AIM OF THE EXERCISE. Copy all the material that follows, keeping every character the same.

─── RECORD EXTRACTS

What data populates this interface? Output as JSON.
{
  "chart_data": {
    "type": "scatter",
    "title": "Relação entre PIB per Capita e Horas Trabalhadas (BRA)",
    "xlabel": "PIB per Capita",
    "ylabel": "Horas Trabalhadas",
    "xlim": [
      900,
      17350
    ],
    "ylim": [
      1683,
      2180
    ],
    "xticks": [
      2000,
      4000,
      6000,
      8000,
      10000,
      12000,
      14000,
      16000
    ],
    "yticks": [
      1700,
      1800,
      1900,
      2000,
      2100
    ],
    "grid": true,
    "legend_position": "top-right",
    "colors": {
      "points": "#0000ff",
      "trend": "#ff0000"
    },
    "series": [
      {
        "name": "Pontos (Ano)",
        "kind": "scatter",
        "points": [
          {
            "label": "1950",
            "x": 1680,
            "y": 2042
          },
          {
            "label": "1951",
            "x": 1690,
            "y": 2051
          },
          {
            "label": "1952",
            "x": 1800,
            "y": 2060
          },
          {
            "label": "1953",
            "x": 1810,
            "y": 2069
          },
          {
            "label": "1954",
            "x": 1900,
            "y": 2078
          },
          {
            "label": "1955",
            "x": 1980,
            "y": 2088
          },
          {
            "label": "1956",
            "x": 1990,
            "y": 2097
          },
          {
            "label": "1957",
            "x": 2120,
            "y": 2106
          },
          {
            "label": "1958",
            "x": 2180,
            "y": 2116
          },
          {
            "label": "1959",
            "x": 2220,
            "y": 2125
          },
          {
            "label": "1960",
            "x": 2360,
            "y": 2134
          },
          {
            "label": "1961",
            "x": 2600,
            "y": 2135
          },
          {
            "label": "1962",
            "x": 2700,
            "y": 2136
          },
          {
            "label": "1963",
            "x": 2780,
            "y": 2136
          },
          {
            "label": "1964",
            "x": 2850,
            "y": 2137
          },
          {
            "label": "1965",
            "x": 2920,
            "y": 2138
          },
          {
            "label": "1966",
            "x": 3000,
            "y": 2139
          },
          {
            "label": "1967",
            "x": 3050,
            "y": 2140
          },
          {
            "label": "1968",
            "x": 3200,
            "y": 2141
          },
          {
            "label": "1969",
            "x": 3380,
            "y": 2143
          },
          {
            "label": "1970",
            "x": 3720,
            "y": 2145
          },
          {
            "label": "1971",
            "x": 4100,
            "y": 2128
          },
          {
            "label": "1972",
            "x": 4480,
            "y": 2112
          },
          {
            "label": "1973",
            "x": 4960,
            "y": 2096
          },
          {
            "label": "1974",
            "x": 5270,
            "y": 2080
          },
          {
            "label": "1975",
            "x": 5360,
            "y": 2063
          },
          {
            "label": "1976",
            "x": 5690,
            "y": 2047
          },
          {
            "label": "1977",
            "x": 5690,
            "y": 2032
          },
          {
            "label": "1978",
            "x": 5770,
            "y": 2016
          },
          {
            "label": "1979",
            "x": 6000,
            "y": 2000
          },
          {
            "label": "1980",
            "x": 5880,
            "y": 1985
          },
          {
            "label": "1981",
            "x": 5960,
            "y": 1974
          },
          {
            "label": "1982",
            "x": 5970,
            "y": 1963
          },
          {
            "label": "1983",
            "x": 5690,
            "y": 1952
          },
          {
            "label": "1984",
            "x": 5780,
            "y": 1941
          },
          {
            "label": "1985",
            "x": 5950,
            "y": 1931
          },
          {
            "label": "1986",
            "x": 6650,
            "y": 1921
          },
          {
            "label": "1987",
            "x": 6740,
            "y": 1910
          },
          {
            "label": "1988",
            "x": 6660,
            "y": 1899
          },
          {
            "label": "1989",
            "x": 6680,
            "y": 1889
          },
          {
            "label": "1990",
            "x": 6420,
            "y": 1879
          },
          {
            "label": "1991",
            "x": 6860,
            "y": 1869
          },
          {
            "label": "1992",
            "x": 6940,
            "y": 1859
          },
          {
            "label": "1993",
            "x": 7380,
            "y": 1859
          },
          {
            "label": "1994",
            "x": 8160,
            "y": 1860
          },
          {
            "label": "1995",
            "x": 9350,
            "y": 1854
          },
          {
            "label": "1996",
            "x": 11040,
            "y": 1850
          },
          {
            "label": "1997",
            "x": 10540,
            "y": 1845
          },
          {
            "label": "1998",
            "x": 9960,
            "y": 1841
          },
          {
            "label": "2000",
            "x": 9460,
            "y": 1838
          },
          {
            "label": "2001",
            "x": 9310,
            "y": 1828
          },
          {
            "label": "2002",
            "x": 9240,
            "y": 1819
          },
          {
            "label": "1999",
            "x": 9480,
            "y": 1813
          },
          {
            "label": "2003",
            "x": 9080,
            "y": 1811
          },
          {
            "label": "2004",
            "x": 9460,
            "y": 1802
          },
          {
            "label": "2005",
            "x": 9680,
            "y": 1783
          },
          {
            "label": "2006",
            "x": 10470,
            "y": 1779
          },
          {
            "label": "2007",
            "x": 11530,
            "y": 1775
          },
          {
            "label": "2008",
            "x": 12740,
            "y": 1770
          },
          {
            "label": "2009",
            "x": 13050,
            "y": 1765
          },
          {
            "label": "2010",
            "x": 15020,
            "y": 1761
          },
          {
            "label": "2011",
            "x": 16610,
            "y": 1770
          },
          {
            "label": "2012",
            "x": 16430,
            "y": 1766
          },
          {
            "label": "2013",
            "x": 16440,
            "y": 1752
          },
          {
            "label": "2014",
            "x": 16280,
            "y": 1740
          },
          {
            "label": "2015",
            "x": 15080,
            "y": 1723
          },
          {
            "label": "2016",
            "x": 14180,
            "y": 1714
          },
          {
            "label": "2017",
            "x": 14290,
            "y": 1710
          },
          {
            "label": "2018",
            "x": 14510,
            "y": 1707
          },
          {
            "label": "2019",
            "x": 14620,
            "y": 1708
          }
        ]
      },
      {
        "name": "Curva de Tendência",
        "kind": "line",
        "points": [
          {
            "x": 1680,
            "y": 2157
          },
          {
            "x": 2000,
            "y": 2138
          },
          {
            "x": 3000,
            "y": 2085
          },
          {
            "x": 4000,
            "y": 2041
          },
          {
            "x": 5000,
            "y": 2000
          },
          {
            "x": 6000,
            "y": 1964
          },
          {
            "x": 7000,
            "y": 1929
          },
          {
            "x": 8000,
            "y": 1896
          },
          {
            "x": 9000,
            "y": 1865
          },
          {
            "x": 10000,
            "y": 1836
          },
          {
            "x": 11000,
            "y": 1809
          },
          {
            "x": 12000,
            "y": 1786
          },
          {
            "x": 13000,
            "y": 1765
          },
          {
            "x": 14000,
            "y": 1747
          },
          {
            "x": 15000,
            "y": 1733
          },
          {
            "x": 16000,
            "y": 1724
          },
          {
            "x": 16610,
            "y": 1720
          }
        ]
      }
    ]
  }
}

──────

THE OUTPUT.
What data populates this interface? Output as JSON.
{
  "chart_data": {
    "type": "scatter",
    "title": "Relação entre PIB per Capita e Horas Trabalhadas (BRA)",
    "xlabel": "PIB per Capita",
    "ylabel": "Horas Trabalhadas",
    "xlim": [
      900,
      17350
    ],
    "ylim": [
      1683,
      2180
    ],
    "xticks": [
      2000,
      4000,
      6000,
      8000,
      10000,
      12000,
      14000,
      16000
    ],
    "yticks": [
      1700,
      1800,
      1900,
      2000,
      2100
    ],
    "grid": true,
    "legend_position": "top-right",
    "colors": {
      "points": "#0000ff",
      "trend": "#ff0000"
    },
    "series": [
      {
        "name": "Pontos (Ano)",
        "kind": "scatter",
        "points": [
          {
            "label": "1950",
            "x": 1680,
            "y": 2042
          },
          {
            "label": "1951",
            "x": 1690,
            "y": 2051
          },
          {
            "label": "1952",
            "x": 1800,
            "y": 2060
          },
          {
            "label": "1953",
            "x": 1810,
            "y": 2069
          },
          {
            "label": "1954",
            "x": 1900,
            "y": 2078
          },
          {
            "label": "1955",
            "x": 1980,
            "y": 2088
          },
          {
            "label": "1956",
            "x": 1990,
            "y": 2097
          },
          {
            "label": "1957",
            "x": 2120,
            "y": 2106
          },
          {
            "label": "1958",
            "x": 2180,
            "y": 2116
          },
          {
            "label": "1959",
            "x": 2220,
            "y": 2125
          },
          {
            "label": "1960",
            "x": 2360,
            "y": 2134
          },
          {
            "label": "1961",
            "x": 2600,
            "y": 2135
          },
          {
            "label": "1962",
            "x": 2700,
            "y": 2136
          },
          {
            "label": "1963",
            "x": 2780,
            "y": 2136
          },
          {
            "label": "1964",
            "x": 2850,
            "y": 2137
          },
          {
            "label": "1965",
            "x": 2920,
            "y": 2138
          },
          {
            "label": "1966",
            "x": 3000,
            "y": 2139
          },
          {
            "label": "1967",
            "x": 3050,
            "y": 2140
          },
          {
            "label": "1968",
            "x": 3200,
            "y": 2141
          },
          {
            "label": "1969",
            "x": 3380,
            "y": 2143
          },
          {
            "label": "1970",
            "x": 3720,
            "y": 2145
          },
          {
            "label": "1971",
            "x": 4100,
            "y": 2128
          },
          {
            "label": "1972",
            "x": 4480,
            "y": 2112
          },
          {
            "label": "1973",
            "x": 4960,
            "y": 2096
          },
          {
            "label": "1974",
            "x": 5270,
            "y": 2080
          },
          {
            "label": "1975",
            "x": 5360,
            "y": 2063
          },
          {
            "label": "1976",
            "x": 5690,
            "y": 2047
          },
          {
            "label": "1977",
            "x": 5690,
            "y": 2032
          },
          {
            "label": "1978",
            "x": 5770,
            "y": 2016
          },
          {
            "label": "1979",
            "x": 6000,
            "y": 2000
          },
          {
            "label": "1980",
            "x": 5880,
            "y": 1985
          },
          {
            "label": "1981",
            "x": 5960,
            "y": 1974
          },
          {
            "label": "1982",
            "x": 5970,
            "y": 1963
          },
          {
            "label": "1983",
            "x": 5690,
            "y": 1952
          },
          {
            "label": "1984",
            "x": 5780,
            "y": 1941
          },
          {
            "label": "1985",
            "x": 5950,
            "y": 1931
          },
          {
            "label": "1986",
            "x": 6650,
            "y": 1921
          },
          {
            "label": "1987",
            "x": 6740,
            "y": 1910
          },
          {
            "label": "1988",
            "x": 6660,
            "y": 1899
          },
          {
            "label": "1989",
            "x": 6680,
            "y": 1889
          },
          {
            "label": "1990",
            "x": 6420,
            "y": 1879
          },
          {
            "label": "1991",
            "x": 6860,
            "y": 1869
          },
          {
            "label": "1992",
            "x": 6940,
            "y": 1859
          },
          {
            "label": "1993",
            "x": 7380,
            "y": 1859
          },
          {
            "label": "1994",
            "x": 8160,
            "y": 1860
          },
          {
            "label": "1995",
            "x": 9350,
            "y": 1854
          },
          {
            "label": "1996",
            "x": 11040,
            "y": 1850
          },
          {
            "label": "1997",
            "x": 10540,
            "y": 1845
          },
          {
            "label": "1998",
            "x": 9960,
            "y": 1841
          },
          {
            "label": "2000",
            "x": 9460,
            "y": 1838
          },
          {
            "label": "2001",
            "x": 9310,
            "y": 1828
          },
          {
            "label": "2002",
            "x": 9240,
            "y": 1819
          },
          {
            "label": "1999",
            "x": 9480,
            "y": 1813
          },
          {
            "label": "2003",
            "x": 9080,
            "y": 1811
          },
          {
            "label": "2004",
            "x": 9460,
            "y": 1802
          },
          {
            "label": "2005",
            "x": 9680,
            "y": 1783
          },
          {
            "label": "2006",
            "x": 10470,
            "y": 1779
          },
          {
            "label": "2007",
            "x": 11530,
            "y": 1775
          },
          {
            "label": "2008",
            "x": 12740,
            "y": 1770
          },
          {
            "label": "2009",
            "x": 13050,
            "y": 1765
          },
          {
            "label": "2010",
            "x": 15020,
            "y": 1761
          },
          {
            "label": "2011",
            "x": 16610,
            "y": 1770
          },
          {
            "label": "2012",
            "x": 16430,
            "y": 1766
          },
          {
            "label": "2013",
            "x": 16440,
            "y": 1752
          },
          {
            "label": "2014",
            "x": 16280,
            "y": 1740
          },
          {
            "label": "2015",
            "x": 15080,
            "y": 1723
          },
          {
            "label": "2016",
            "x": 14180,
            "y": 1714
          },
          {
            "label": "2017",
            "x": 14290,
            "y": 1710
          },
          {
            "label": "2018",
            "x": 14510,
            "y": 1707
          },
          {
            "label": "2019",
            "x": 14620,
            "y": 1708
          }
        ]
      },
      {
        "name": "Curva de Tendência",
        "kind": "line",
        "points": [
          {
            "x": 1680,
            "y": 2157
          },
          {
            "x": 2000,
            "y": 2138
          },
          {
            "x": 3000,
            "y": 2085
          },
          {
            "x": 4000,
            "y": 2041
          },
          {
            "x": 5000,
            "y": 2000
          },
          {
            "x": 6000,
            "y": 1964
          },
          {
            "x": 7000,
            "y": 1929
          },
          {
            "x": 8000,
            "y": 1896
          },
          {
            "x": 9000,
            "y": 1865
          },
          {
            "x": 10000,
            "y": 1836
          },
          {
            "x": 11000,
            "y": 1809
          },
          {
            "x": 12000,
            "y": 1786
          },
          {
            "x": 13000,
            "y": 1765
          },
          {
            "x": 14000,
            "y": 1747
          },
          {
            "x": 15000,
            "y": 1733
          },
          {
            "x": 16000,
            "y": 1724
          },
          {
            "x": 16610,
            "y": 1720
          }
        ]
      }
    ]
  }
}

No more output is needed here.